(Stated exercise)
Here are some records; quote them exactly, leaving out the pictures.
--- start Provided records ---
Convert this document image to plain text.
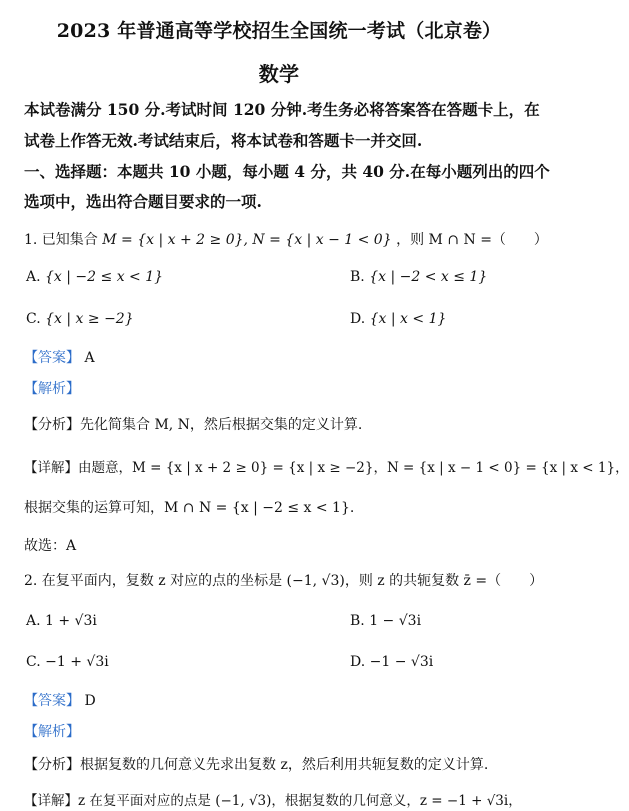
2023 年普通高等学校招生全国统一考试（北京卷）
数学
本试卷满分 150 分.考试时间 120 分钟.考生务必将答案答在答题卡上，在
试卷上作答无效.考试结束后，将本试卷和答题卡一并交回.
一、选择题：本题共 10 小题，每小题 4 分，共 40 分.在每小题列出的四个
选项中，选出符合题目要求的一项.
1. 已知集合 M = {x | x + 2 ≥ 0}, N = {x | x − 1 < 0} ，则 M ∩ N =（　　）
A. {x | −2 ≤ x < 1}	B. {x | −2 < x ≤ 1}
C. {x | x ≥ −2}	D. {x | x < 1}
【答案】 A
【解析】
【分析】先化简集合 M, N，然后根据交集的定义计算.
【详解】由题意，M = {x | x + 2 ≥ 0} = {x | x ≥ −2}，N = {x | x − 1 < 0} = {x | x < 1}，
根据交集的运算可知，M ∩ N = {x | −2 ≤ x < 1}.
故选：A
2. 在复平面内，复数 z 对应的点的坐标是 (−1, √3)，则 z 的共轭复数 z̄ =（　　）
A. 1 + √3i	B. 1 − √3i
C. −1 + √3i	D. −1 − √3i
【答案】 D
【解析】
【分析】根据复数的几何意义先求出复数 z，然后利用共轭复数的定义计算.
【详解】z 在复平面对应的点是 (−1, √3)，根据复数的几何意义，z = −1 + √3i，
--- end Provided records ---
(The answer)
Convert this document image to plain text.
2023 年普通高等学校招生全国统一考试（北京卷）
数学
本试卷满分 150 分.考试时间 120 分钟.考生务必将答案答在答题卡上，在
试卷上作答无效.考试结束后，将本试卷和答题卡一并交回.
一、选择题：本题共 10 小题，每小题 4 分，共 40 分.在每小题列出的四个
选项中，选出符合题目要求的一项.
1. 已知集合 M = {x | x + 2 ≥ 0}, N = {x | x − 1 < 0} ，则 M ∩ N =（　　）
A. {x | −2 ≤ x < 1}	B. {x | −2 < x ≤ 1}
C. {x | x ≥ −2}	D. {x | x < 1}
【答案】 A
【解析】
【分析】先化简集合 M, N，然后根据交集的定义计算.
【详解】由题意，M = {x | x + 2 ≥ 0} = {x | x ≥ −2}，N = {x | x − 1 < 0} = {x | x < 1}，
根据交集的运算可知，M ∩ N = {x | −2 ≤ x < 1}.
故选：A
2. 在复平面内，复数 z 对应的点的坐标是 (−1, √3)，则 z 的共轭复数 z̄ =（　　）
A. 1 + √3i	B. 1 − √3i
C. −1 + √3i	D. −1 − √3i
【答案】 D
【解析】
【分析】根据复数的几何意义先求出复数 z，然后利用共轭复数的定义计算.
【详解】z 在复平面对应的点是 (−1, √3)，根据复数的几何意义，z = −1 + √3i，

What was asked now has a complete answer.